Exercise prompt: How many of the lines that follow contain the word "highlight"? Give only the number.

Available data:
+ + + + + + +
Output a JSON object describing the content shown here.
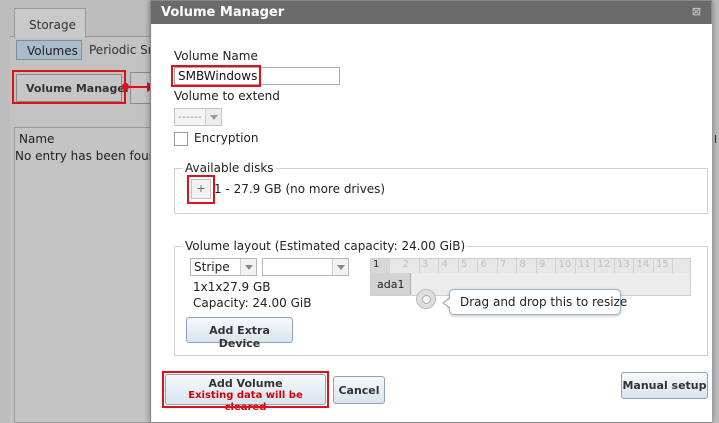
{
  "background": {
    "tab_storage": "Storage",
    "subtab_volumes": "Volumes",
    "subtab_periodic": "Periodic Sn",
    "volume_manager_button": "Volume Manager",
    "table_col_name": "Name",
    "table_empty": "No entry has been found",
    "right_col_letter": "I"
  },
  "dialog": {
    "title": "Volume Manager",
    "close_glyph": "⊠",
    "volume_name_label": "Volume Name",
    "volume_name_value": "SMBWindows",
    "volume_to_extend_label": "Volume to extend",
    "volume_to_extend_value": "------",
    "encryption_label": "Encryption",
    "available_disks_legend": "Available disks",
    "plus_glyph": "+",
    "disk_summary": "1 - 27.9 GB (no more drives)",
    "layout_legend": "Volume layout (Estimated capacity: 24.00 GiB)",
    "layout_type": "Stripe",
    "layout_size_value": "",
    "layout_config": "1x1x27.9 GB",
    "capacity": "Capacity: 24.00 GiB",
    "add_extra_device": "Add Extra Device",
    "grid_columns": [
      "1",
      "2",
      "3",
      "4",
      "5",
      "6",
      "7",
      "8",
      "9",
      "10",
      "11",
      "12",
      "13",
      "14",
      "15"
    ],
    "grid_drive": "ada1",
    "tooltip": "Drag and drop this to resize",
    "add_volume_label": "Add Volume",
    "add_volume_warning": "Existing data will be cleared",
    "cancel_label": "Cancel",
    "manual_setup_label": "Manual setup"
  },
  "colors": {
    "highlight": "#e0101a",
    "titlebar": "#6b6b6b",
    "warning_text": "#d40000"
  }
}
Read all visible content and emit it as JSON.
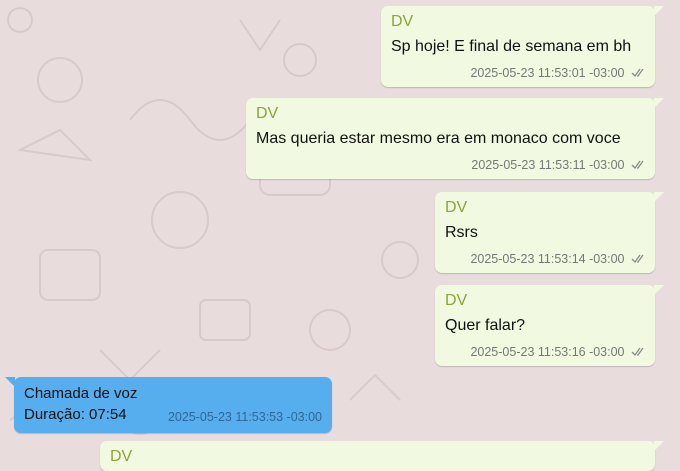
{
  "messages": [
    {
      "sender": "DV",
      "text": "Sp hoje! E final de semana em bh",
      "timestamp": "2025-05-23 11:53:01 -03:00",
      "status": "read"
    },
    {
      "sender": "DV",
      "text": "Mas queria estar mesmo era em monaco com voce",
      "timestamp": "2025-05-23 11:53:11 -03:00",
      "status": "read"
    },
    {
      "sender": "DV",
      "text": "Rsrs",
      "timestamp": "2025-05-23 11:53:14 -03:00",
      "status": "read"
    },
    {
      "sender": "DV",
      "text": "Quer falar?",
      "timestamp": "2025-05-23 11:53:16 -03:00",
      "status": "read"
    }
  ],
  "call": {
    "title": "Chamada de voz",
    "duration": "Duração: 07:54",
    "timestamp": "2025-05-23 11:53:53 -03:00"
  },
  "partial_message": {
    "sender": "DV"
  },
  "colors": {
    "outgoing_bubble": "#f1fae0",
    "call_bubble": "#56aeee",
    "sender_name": "#8aa43a",
    "background": "#e9dcdc"
  },
  "icons": {
    "read_receipt": "double-check-icon"
  }
}
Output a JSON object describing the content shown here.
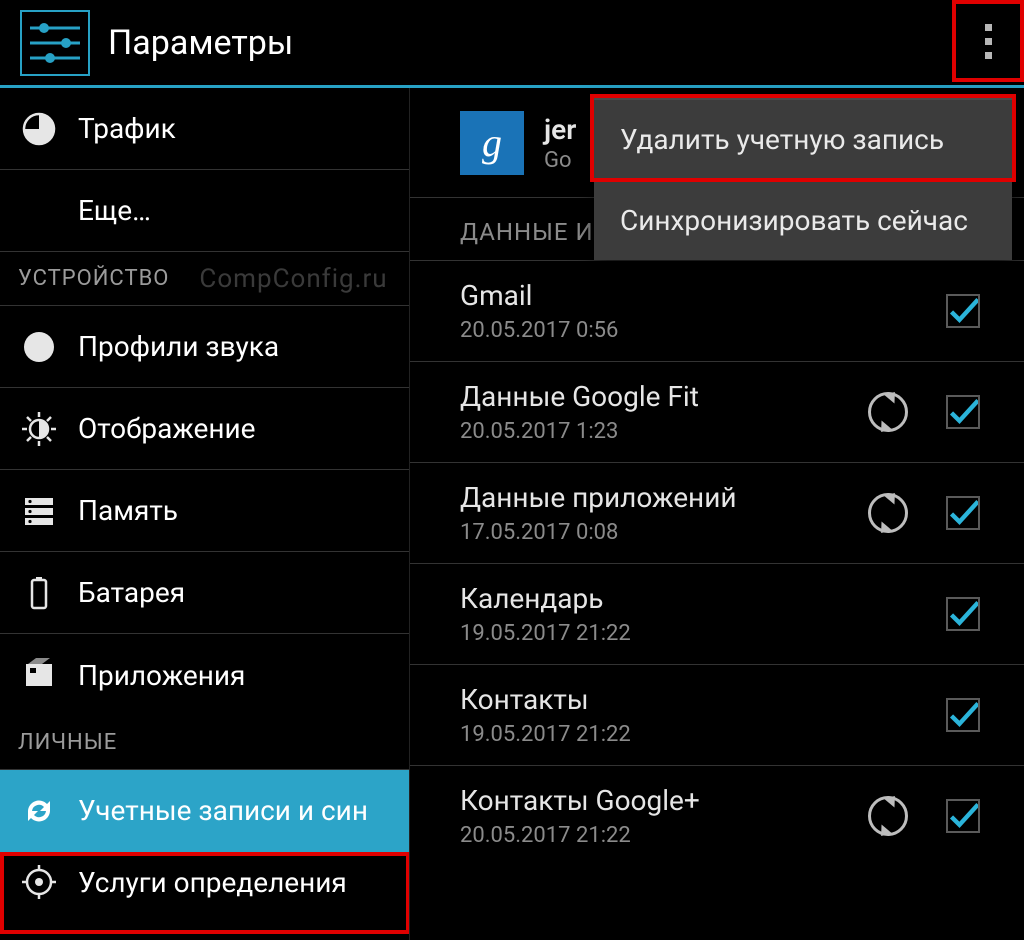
{
  "header": {
    "title": "Параметры"
  },
  "sidebar": {
    "items": [
      {
        "icon": "traffic-icon",
        "label": "Трафик"
      },
      {
        "icon": "",
        "label": "Еще…"
      }
    ],
    "section_device": "УСТРОЙСТВО",
    "watermark": "CompConfig.ru",
    "device_items": [
      {
        "icon": "segments-icon",
        "label": "Профили звука"
      },
      {
        "icon": "brightness-icon",
        "label": "Отображение"
      },
      {
        "icon": "storage-icon",
        "label": "Память"
      },
      {
        "icon": "battery-icon",
        "label": "Батарея"
      },
      {
        "icon": "apps-icon",
        "label": "Приложения"
      }
    ],
    "section_personal": "ЛИЧНЫЕ",
    "personal_items": [
      {
        "icon": "sync-icon",
        "label": "Учетные записи и син",
        "selected": true
      },
      {
        "icon": "location-icon",
        "label": "Услуги определения"
      }
    ]
  },
  "content": {
    "account": {
      "badge": "g",
      "name_partial": "jer",
      "sub_partial": "Go"
    },
    "section_label_partial": "ДАННЫЕ И",
    "sync_items": [
      {
        "title": "Gmail",
        "sub": "20.05.2017 0:56",
        "sync_icon": false,
        "checked": true
      },
      {
        "title": "Данные Google Fit",
        "sub": "20.05.2017 1:23",
        "sync_icon": true,
        "checked": true
      },
      {
        "title": "Данные приложений",
        "sub": "17.05.2017 0:08",
        "sync_icon": true,
        "checked": true
      },
      {
        "title": "Календарь",
        "sub": "19.05.2017 21:22",
        "sync_icon": false,
        "checked": true
      },
      {
        "title": "Контакты",
        "sub": "19.05.2017 21:22",
        "sync_icon": false,
        "checked": true
      },
      {
        "title": "Контакты Google+",
        "sub": "20.05.2017 21:22",
        "sync_icon": true,
        "checked": true
      }
    ]
  },
  "popup": {
    "items": [
      "Удалить учетную запись",
      "Синхронизировать сейчас"
    ]
  },
  "colors": {
    "accent": "#27a1c5",
    "highlight": "#e00000",
    "check": "#2bb4da"
  }
}
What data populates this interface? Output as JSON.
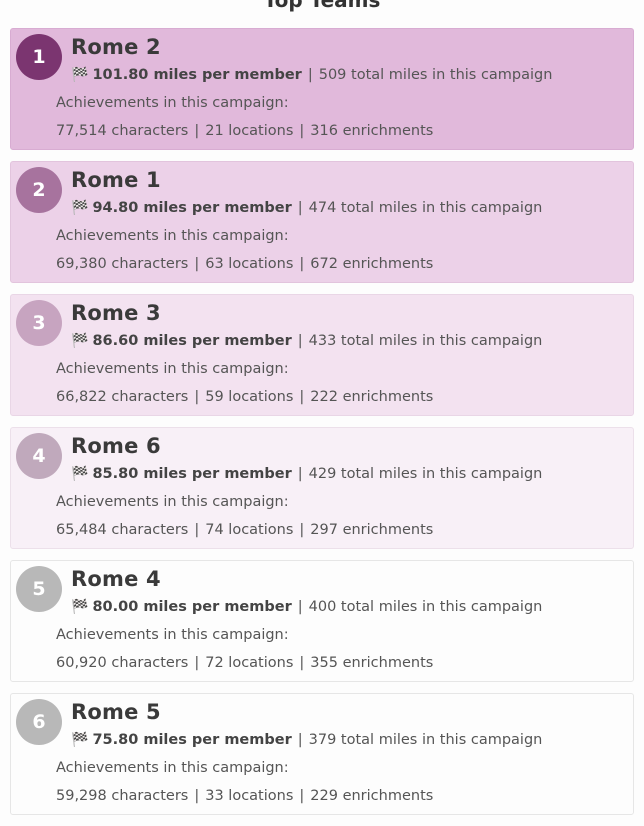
{
  "header": {
    "partial_title": "Top Teams"
  },
  "labels": {
    "achievements": "Achievements in this campaign:"
  },
  "teams": [
    {
      "rank": "1",
      "name": "Rome 2",
      "miles_per_member": "101.80 miles per member",
      "total_miles": "509 total miles in this campaign",
      "characters": "77,514 characters",
      "locations": "21 locations",
      "enrichments": "316 enrichments",
      "card_bg": "#e1b9db",
      "card_border": "#d8acd2",
      "badge_bg": "#7b3570"
    },
    {
      "rank": "2",
      "name": "Rome 1",
      "miles_per_member": "94.80 miles per member",
      "total_miles": "474 total miles in this campaign",
      "characters": "69,380 characters",
      "locations": "63 locations",
      "enrichments": "672 enrichments",
      "card_bg": "#ecd1e8",
      "card_border": "#e2c4dd",
      "badge_bg": "#a7739e"
    },
    {
      "rank": "3",
      "name": "Rome 3",
      "miles_per_member": "86.60 miles per member",
      "total_miles": "433 total miles in this campaign",
      "characters": "66,822 characters",
      "locations": "59 locations",
      "enrichments": "222 enrichments",
      "card_bg": "#f3e2f0",
      "card_border": "#e9d6e6",
      "badge_bg": "#c7a4c0"
    },
    {
      "rank": "4",
      "name": "Rome 6",
      "miles_per_member": "85.80 miles per member",
      "total_miles": "429 total miles in this campaign",
      "characters": "65,484 characters",
      "locations": "74 locations",
      "enrichments": "297 enrichments",
      "card_bg": "#f8f0f7",
      "card_border": "#ece0ea",
      "badge_bg": "#c0a9bc"
    },
    {
      "rank": "5",
      "name": "Rome 4",
      "miles_per_member": "80.00 miles per member",
      "total_miles": "400 total miles in this campaign",
      "characters": "60,920 characters",
      "locations": "72 locations",
      "enrichments": "355 enrichments",
      "card_bg": "#fdfdfd",
      "card_border": "#e6e6e6",
      "badge_bg": "#b8b8b8"
    },
    {
      "rank": "6",
      "name": "Rome 5",
      "miles_per_member": "75.80 miles per member",
      "total_miles": "379 total miles in this campaign",
      "characters": "59,298 characters",
      "locations": "33 locations",
      "enrichments": "229 enrichments",
      "card_bg": "#fdfdfd",
      "card_border": "#e6e6e6",
      "badge_bg": "#b8b8b8"
    }
  ]
}
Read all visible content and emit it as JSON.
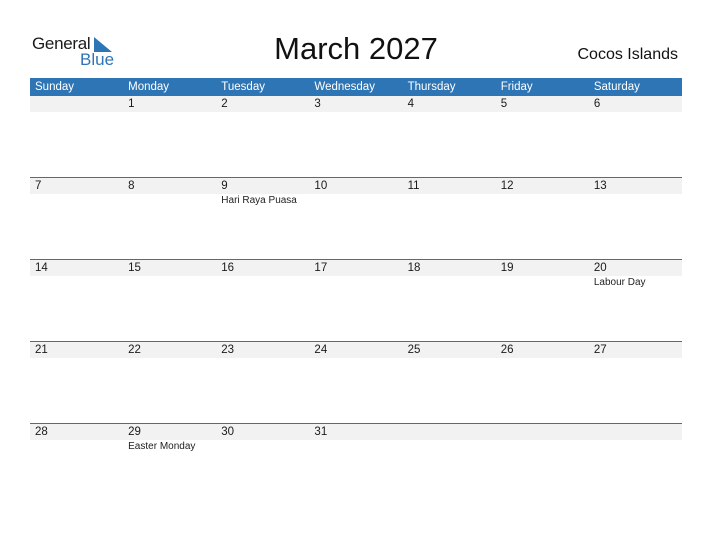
{
  "logo": {
    "line1": "General",
    "line2": "Blue"
  },
  "header": {
    "title": "March 2027",
    "country": "Cocos Islands"
  },
  "colors": {
    "accent": "#2e75b6",
    "day_row_bg": "#f2f2f2"
  },
  "weekdays": [
    "Sunday",
    "Monday",
    "Tuesday",
    "Wednesday",
    "Thursday",
    "Friday",
    "Saturday"
  ],
  "weeks": [
    {
      "days": [
        "",
        "1",
        "2",
        "3",
        "4",
        "5",
        "6"
      ],
      "events": [
        "",
        "",
        "",
        "",
        "",
        "",
        ""
      ]
    },
    {
      "days": [
        "7",
        "8",
        "9",
        "10",
        "11",
        "12",
        "13"
      ],
      "events": [
        "",
        "",
        "Hari Raya Puasa",
        "",
        "",
        "",
        ""
      ]
    },
    {
      "days": [
        "14",
        "15",
        "16",
        "17",
        "18",
        "19",
        "20"
      ],
      "events": [
        "",
        "",
        "",
        "",
        "",
        "",
        "Labour Day"
      ]
    },
    {
      "days": [
        "21",
        "22",
        "23",
        "24",
        "25",
        "26",
        "27"
      ],
      "events": [
        "",
        "",
        "",
        "",
        "",
        "",
        ""
      ]
    },
    {
      "days": [
        "28",
        "29",
        "30",
        "31",
        "",
        "",
        ""
      ],
      "events": [
        "",
        "Easter Monday",
        "",
        "",
        "",
        "",
        ""
      ]
    }
  ]
}
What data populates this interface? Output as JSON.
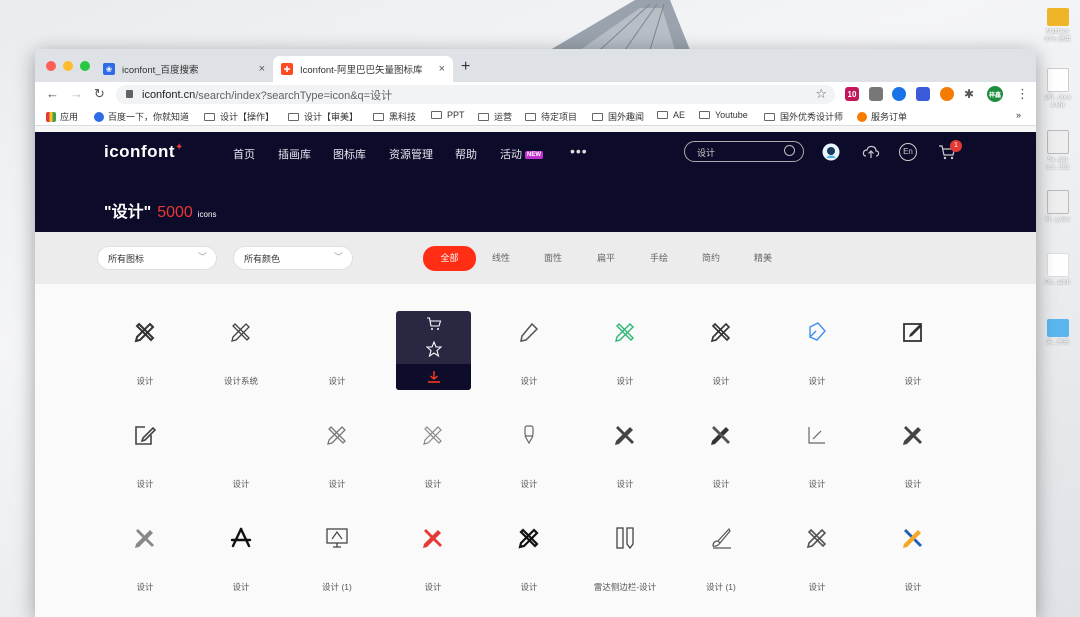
{
  "desktop": {
    "items": [
      {
        "label": "Matthew",
        "sub": "97% 使用"
      },
      {
        "label": "1和...docx",
        "sub": "4 MB"
      },
      {
        "label": "5a...jpg",
        "sub": "2,3...362"
      },
      {
        "label": "分...y.doc",
        "sub": ""
      },
      {
        "label": "Po...adUI",
        "sub": ""
      },
      {
        "label": "未...件夹",
        "sub": ""
      }
    ]
  },
  "browser": {
    "tabs": [
      {
        "title": "iconfont_百度搜索",
        "active": false
      },
      {
        "title": "Iconfont-阿里巴巴矢量图标库",
        "active": true
      }
    ],
    "new_tab": "+",
    "close_glyph": "×",
    "url_host": "iconfont.cn",
    "url_path": "/search/index?searchType=icon&q=设计",
    "star_glyph": "☆",
    "profile_label": "梓鑫",
    "more_glyph": "⋮",
    "ext_badge": "10",
    "bookmarks": [
      {
        "label": "应用",
        "icon": "apps-icon"
      },
      {
        "label": "百度一下，你就知道",
        "icon": "baidu-icon"
      },
      {
        "label": "设计【操作】",
        "icon": "folder-icon"
      },
      {
        "label": "设计【审美】",
        "icon": "folder-icon"
      },
      {
        "label": "黑科技",
        "icon": "folder-icon"
      },
      {
        "label": "PPT",
        "icon": "folder-icon"
      },
      {
        "label": "运营",
        "icon": "folder-icon"
      },
      {
        "label": "待定项目",
        "icon": "folder-icon"
      },
      {
        "label": "国外趣闻",
        "icon": "folder-icon"
      },
      {
        "label": "AE",
        "icon": "folder-icon"
      },
      {
        "label": "Youtube",
        "icon": "folder-icon"
      },
      {
        "label": "国外优秀设计师",
        "icon": "folder-icon"
      },
      {
        "label": "服务订单",
        "icon": "order-icon"
      }
    ],
    "bookmarks_more": "»"
  },
  "site": {
    "logo": "iconfont",
    "logo_mark": "✦",
    "nav": [
      "首页",
      "插画库",
      "图标库",
      "资源管理",
      "帮助",
      "活动"
    ],
    "new_badge": "NEW",
    "nav_more": "•••",
    "search_placeholder": "设计",
    "lang_label": "En",
    "cart_count": "1",
    "result_query": "\"设计\"",
    "result_count": "5000",
    "result_unit": "icons",
    "accent": "#ff2e14",
    "header_bg": "#0d0b2a"
  },
  "filters": {
    "icon_select": "所有图标",
    "color_select": "所有颜色",
    "styles": [
      "全部",
      "线性",
      "面性",
      "扁平",
      "手绘",
      "简约",
      "精美"
    ],
    "active_style": "全部"
  },
  "grid": {
    "rows": [
      [
        "设计",
        "设计系统",
        "设计",
        "",
        "设计",
        "设计",
        "设计",
        "设计",
        "设计"
      ],
      [
        "设计",
        "设计",
        "设计",
        "设计",
        "设计",
        "设计",
        "设计",
        "设计",
        "设计"
      ],
      [
        "设计",
        "设计",
        "设计 (1)",
        "设计",
        "设计",
        "雷达侧边栏-设计",
        "设计 (1)",
        "设计",
        "设计"
      ]
    ]
  }
}
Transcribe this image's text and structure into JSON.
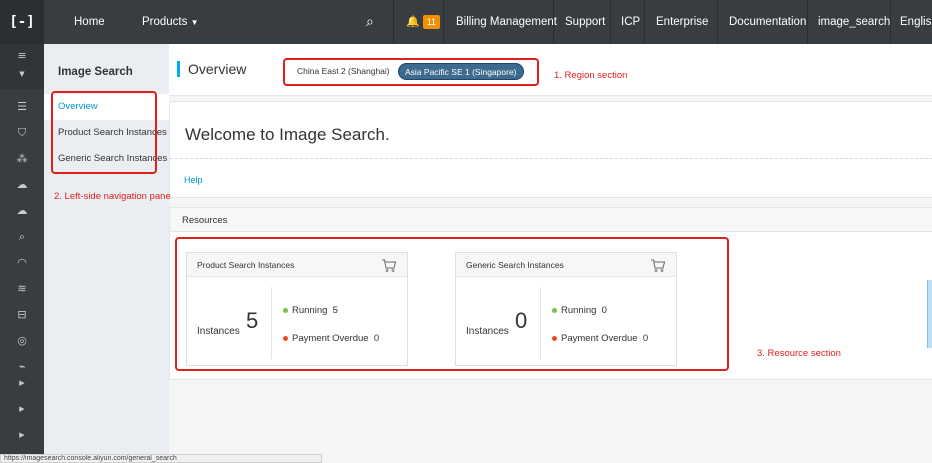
{
  "topbar": {
    "logo": "[-]",
    "home": "Home",
    "products": "Products",
    "notifications_count": "11",
    "billing": "Billing Management",
    "support": "Support",
    "icp": "ICP",
    "enterprise": "Enterprise",
    "documentation": "Documentation",
    "account": "image_search",
    "language": "English"
  },
  "sidebar": {
    "title": "Image Search",
    "items": [
      {
        "label": "Overview",
        "active": true
      },
      {
        "label": "Product Search Instances",
        "active": false
      },
      {
        "label": "Generic Search Instances",
        "active": false
      }
    ]
  },
  "header": {
    "title": "Overview",
    "regions": [
      {
        "label": "China East 2 (Shanghai)",
        "active": false
      },
      {
        "label": "Asia Pacific SE 1 (Singapore)",
        "active": true
      }
    ]
  },
  "welcome": {
    "text": "Welcome to Image Search.",
    "help": "Help"
  },
  "resources": {
    "title": "Resources",
    "cards": [
      {
        "title": "Product Search Instances",
        "instances_label": "Instances",
        "count": "5",
        "running_label": "Running",
        "running": "5",
        "overdue_label": "Payment Overdue",
        "overdue": "0"
      },
      {
        "title": "Generic Search Instances",
        "instances_label": "Instances",
        "count": "0",
        "running_label": "Running",
        "running": "0",
        "overdue_label": "Payment Overdue",
        "overdue": "0"
      }
    ]
  },
  "annotations": {
    "region": "1. Region section",
    "nav": "2. Left-side navigation pane",
    "resource": "3. Resource section"
  },
  "status_bar": {
    "url": "https://imagesearch.console.aliyun.com/general_search"
  },
  "colors": {
    "topbar": "#373d41",
    "accent": "#00aaee",
    "link": "#0099cc",
    "running": "#7ac143",
    "overdue": "#e84a24",
    "annotation": "#e02020"
  }
}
+ + + + + + +
Result: 2